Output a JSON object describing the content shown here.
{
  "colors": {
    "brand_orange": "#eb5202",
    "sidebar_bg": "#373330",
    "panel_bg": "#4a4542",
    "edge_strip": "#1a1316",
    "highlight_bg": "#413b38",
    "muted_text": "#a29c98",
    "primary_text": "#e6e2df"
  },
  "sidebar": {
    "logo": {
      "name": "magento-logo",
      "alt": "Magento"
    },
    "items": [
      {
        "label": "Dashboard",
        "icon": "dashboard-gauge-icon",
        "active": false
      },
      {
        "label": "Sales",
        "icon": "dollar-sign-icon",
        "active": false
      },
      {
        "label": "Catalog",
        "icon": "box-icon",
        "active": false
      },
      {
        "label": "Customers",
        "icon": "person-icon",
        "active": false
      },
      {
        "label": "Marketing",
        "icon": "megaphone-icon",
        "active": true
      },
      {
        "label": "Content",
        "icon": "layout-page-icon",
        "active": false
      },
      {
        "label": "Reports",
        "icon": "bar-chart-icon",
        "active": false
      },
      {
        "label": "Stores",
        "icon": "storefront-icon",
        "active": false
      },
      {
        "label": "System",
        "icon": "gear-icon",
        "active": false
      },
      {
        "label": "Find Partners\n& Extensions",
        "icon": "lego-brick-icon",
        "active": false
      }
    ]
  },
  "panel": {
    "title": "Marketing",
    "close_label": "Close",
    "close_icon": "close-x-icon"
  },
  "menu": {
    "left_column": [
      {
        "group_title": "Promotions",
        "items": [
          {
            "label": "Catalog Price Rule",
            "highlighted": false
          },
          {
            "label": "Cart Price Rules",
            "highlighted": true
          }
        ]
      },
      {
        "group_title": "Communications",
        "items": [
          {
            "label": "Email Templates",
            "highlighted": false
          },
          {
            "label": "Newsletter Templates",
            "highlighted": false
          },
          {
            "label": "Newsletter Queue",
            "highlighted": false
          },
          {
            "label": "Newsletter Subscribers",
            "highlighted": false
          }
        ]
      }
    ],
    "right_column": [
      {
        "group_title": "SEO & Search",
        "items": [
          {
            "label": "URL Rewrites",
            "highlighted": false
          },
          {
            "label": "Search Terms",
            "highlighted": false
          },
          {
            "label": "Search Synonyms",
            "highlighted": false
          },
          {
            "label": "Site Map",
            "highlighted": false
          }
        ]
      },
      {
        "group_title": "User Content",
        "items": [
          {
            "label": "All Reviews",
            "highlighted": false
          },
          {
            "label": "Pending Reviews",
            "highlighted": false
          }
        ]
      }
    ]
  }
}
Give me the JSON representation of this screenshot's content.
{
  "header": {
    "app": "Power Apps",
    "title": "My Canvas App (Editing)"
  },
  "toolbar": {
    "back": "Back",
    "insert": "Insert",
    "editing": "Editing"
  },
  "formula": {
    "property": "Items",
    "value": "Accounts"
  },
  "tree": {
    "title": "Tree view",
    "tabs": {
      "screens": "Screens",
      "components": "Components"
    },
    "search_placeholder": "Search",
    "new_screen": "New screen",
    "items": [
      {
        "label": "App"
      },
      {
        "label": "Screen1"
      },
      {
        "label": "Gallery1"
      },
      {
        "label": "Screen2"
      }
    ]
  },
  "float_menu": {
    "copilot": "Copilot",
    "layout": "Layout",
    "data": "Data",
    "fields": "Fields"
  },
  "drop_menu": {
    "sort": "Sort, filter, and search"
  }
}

######

--- Required work ---
State how many lines of the records hold the string "icon", and nothing else.

--- The output ---
11